- [Supplied data]
— start —
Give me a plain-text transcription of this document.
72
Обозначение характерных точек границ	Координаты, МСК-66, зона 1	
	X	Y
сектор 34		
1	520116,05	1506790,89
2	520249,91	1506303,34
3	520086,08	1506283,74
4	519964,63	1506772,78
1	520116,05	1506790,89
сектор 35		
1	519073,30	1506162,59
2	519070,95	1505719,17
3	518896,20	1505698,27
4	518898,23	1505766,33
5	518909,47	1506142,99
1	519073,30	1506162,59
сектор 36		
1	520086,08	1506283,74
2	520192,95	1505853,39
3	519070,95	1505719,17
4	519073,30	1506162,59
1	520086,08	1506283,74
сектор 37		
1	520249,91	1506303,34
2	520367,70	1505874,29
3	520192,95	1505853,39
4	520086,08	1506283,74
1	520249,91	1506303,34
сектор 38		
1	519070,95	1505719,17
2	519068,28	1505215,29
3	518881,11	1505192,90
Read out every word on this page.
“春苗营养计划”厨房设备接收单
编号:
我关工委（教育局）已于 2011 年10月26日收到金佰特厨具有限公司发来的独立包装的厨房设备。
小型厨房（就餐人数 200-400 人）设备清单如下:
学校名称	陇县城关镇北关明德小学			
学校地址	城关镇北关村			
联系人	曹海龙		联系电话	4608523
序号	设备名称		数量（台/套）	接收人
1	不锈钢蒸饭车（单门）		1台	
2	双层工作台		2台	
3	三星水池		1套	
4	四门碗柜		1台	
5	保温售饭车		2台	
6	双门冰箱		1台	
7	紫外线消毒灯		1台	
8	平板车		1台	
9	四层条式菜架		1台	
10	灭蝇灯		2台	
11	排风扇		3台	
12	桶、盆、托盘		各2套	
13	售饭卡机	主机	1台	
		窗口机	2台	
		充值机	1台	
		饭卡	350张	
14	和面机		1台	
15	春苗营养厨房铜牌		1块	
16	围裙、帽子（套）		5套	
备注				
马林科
— end —
- [Task goal] Pick out the lines containing the word "this" and show them.

- [Written answer]
Give me a plain-text transcription of this document.
Read out every word on this page.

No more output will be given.